▸ EXERCISE DETAILS: Reproduce the following records word for word.

▸ DATA IN THIS EXERCISE:
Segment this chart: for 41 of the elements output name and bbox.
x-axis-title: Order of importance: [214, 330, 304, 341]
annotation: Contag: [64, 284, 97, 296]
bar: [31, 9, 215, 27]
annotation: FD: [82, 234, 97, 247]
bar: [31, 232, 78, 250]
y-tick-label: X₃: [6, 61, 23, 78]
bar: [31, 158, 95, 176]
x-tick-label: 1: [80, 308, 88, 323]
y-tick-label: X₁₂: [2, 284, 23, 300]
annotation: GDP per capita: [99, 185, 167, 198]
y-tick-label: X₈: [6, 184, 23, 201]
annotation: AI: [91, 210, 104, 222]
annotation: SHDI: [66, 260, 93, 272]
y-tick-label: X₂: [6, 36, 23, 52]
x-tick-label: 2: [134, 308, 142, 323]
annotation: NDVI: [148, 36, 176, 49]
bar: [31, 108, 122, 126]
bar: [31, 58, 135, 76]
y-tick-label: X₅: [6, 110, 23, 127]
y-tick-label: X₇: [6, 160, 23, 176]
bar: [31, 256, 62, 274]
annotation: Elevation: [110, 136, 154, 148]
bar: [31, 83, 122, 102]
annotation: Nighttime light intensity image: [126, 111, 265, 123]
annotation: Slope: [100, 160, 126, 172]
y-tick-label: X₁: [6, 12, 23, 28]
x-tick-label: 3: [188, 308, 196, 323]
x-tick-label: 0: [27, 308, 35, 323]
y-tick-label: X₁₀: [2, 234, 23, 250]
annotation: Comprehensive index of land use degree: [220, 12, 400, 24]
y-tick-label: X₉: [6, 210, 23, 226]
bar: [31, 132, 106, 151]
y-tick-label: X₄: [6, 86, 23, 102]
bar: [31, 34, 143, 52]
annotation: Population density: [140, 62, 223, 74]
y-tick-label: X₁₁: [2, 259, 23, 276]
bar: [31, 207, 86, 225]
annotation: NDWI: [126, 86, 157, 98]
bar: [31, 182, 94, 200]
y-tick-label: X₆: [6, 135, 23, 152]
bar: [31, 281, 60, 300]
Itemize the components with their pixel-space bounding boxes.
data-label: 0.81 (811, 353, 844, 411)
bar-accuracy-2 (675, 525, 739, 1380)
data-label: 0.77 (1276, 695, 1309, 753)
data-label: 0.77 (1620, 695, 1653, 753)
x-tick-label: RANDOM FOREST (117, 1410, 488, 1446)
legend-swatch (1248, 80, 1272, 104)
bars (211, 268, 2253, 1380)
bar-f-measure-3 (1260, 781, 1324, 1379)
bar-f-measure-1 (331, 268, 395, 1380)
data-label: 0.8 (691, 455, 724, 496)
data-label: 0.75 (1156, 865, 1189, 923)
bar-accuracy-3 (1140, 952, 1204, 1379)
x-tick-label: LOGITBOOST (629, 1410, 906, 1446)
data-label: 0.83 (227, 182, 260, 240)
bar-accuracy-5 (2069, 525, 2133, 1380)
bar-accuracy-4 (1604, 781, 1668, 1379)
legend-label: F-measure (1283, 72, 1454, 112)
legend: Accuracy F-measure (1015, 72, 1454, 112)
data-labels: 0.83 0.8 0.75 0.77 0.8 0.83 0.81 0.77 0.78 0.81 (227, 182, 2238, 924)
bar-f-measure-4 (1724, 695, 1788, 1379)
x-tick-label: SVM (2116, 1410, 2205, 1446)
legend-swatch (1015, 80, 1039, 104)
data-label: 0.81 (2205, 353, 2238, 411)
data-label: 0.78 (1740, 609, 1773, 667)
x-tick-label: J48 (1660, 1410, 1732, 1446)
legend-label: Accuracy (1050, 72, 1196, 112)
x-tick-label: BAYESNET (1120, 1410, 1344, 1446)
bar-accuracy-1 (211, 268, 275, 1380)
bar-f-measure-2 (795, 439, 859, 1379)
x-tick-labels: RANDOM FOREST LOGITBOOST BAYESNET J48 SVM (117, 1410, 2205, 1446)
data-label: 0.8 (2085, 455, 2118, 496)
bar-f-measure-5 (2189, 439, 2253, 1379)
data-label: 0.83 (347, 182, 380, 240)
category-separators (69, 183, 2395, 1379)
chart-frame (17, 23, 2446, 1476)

▸ RESPONSE FOR THIS EXERCISE:
Segment this chart: for 41 of the elements output name and bbox.
x-axis-title: Order of importance: [214, 330, 304, 341]
annotation: Contag: [64, 284, 97, 296]
bar: [31, 9, 215, 27]
annotation: FD: [82, 234, 97, 247]
bar: [31, 232, 78, 250]
y-tick-label: X₃: [6, 61, 23, 78]
bar: [31, 158, 95, 176]
x-tick-label: 1: [80, 308, 88, 323]
y-tick-label: X₁₂: [2, 284, 23, 300]
annotation: GDP per capita: [99, 185, 167, 198]
y-tick-label: X₈: [6, 184, 23, 201]
annotation: AI: [91, 210, 104, 222]
annotation: SHDI: [66, 260, 93, 272]
y-tick-label: X₂: [6, 36, 23, 52]
x-tick-label: 2: [134, 308, 142, 323]
annotation: NDVI: [148, 36, 176, 49]
bar: [31, 108, 122, 126]
bar: [31, 58, 135, 76]
y-tick-label: X₅: [6, 110, 23, 127]
y-tick-label: X₇: [6, 160, 23, 176]
bar: [31, 256, 62, 274]
annotation: Elevation: [110, 136, 154, 148]
bar: [31, 83, 122, 102]
annotation: Nighttime light intensity image: [126, 111, 265, 123]
annotation: Slope: [100, 160, 126, 172]
y-tick-label: X₁: [6, 12, 23, 28]
x-tick-label: 3: [188, 308, 196, 323]
x-tick-label: 0: [27, 308, 35, 323]
y-tick-label: X₁₀: [2, 234, 23, 250]
annotation: Comprehensive index of land use degree: [220, 12, 400, 24]
y-tick-label: X₉: [6, 210, 23, 226]
bar: [31, 132, 106, 151]
y-tick-label: X₄: [6, 86, 23, 102]
bar: [31, 34, 143, 52]
annotation: Population density: [140, 62, 223, 74]
y-tick-label: X₁₁: [2, 259, 23, 276]
bar: [31, 207, 86, 225]
annotation: NDWI: [126, 86, 157, 98]
bar: [31, 182, 94, 200]
y-tick-label: X₆: [6, 135, 23, 152]
bar: [31, 281, 60, 300]
Itemize the components with their pixel-space bounding boxes.
data-label: 0.81 (811, 353, 844, 411)
bar-accuracy-2 (675, 525, 739, 1380)
data-label: 0.77 (1276, 695, 1309, 753)
data-label: 0.77 (1620, 695, 1653, 753)
x-tick-label: RANDOM FOREST (117, 1410, 488, 1446)
legend-swatch (1248, 80, 1272, 104)
bars (211, 268, 2253, 1380)
bar-f-measure-3 (1260, 781, 1324, 1379)
bar-f-measure-1 (331, 268, 395, 1380)
data-label: 0.8 (691, 455, 724, 496)
data-label: 0.75 (1156, 865, 1189, 923)
bar-accuracy-3 (1140, 952, 1204, 1379)
x-tick-label: LOGITBOOST (629, 1410, 906, 1446)
data-label: 0.83 (227, 182, 260, 240)
bar-accuracy-5 (2069, 525, 2133, 1380)
bar-accuracy-4 (1604, 781, 1668, 1379)
legend-label: F-measure (1283, 72, 1454, 112)
legend: Accuracy F-measure (1015, 72, 1454, 112)
data-labels: 0.83 0.8 0.75 0.77 0.8 0.83 0.81 0.77 0.78 0.81 (227, 182, 2238, 924)
bar-f-measure-4 (1724, 695, 1788, 1379)
x-tick-label: SVM (2116, 1410, 2205, 1446)
legend-swatch (1015, 80, 1039, 104)
data-label: 0.81 (2205, 353, 2238, 411)
data-label: 0.78 (1740, 609, 1773, 667)
x-tick-label: J48 (1660, 1410, 1732, 1446)
legend-label: Accuracy (1050, 72, 1196, 112)
x-tick-label: BAYESNET (1120, 1410, 1344, 1446)
bar-accuracy-1 (211, 268, 275, 1380)
bar-f-measure-2 (795, 439, 859, 1379)
x-tick-labels: RANDOM FOREST LOGITBOOST BAYESNET J48 SVM (117, 1410, 2205, 1446)
data-label: 0.8 (2085, 455, 2118, 496)
bar-f-measure-5 (2189, 439, 2253, 1379)
data-label: 0.83 (347, 182, 380, 240)
category-separators (69, 183, 2395, 1379)
chart-frame (17, 23, 2446, 1476)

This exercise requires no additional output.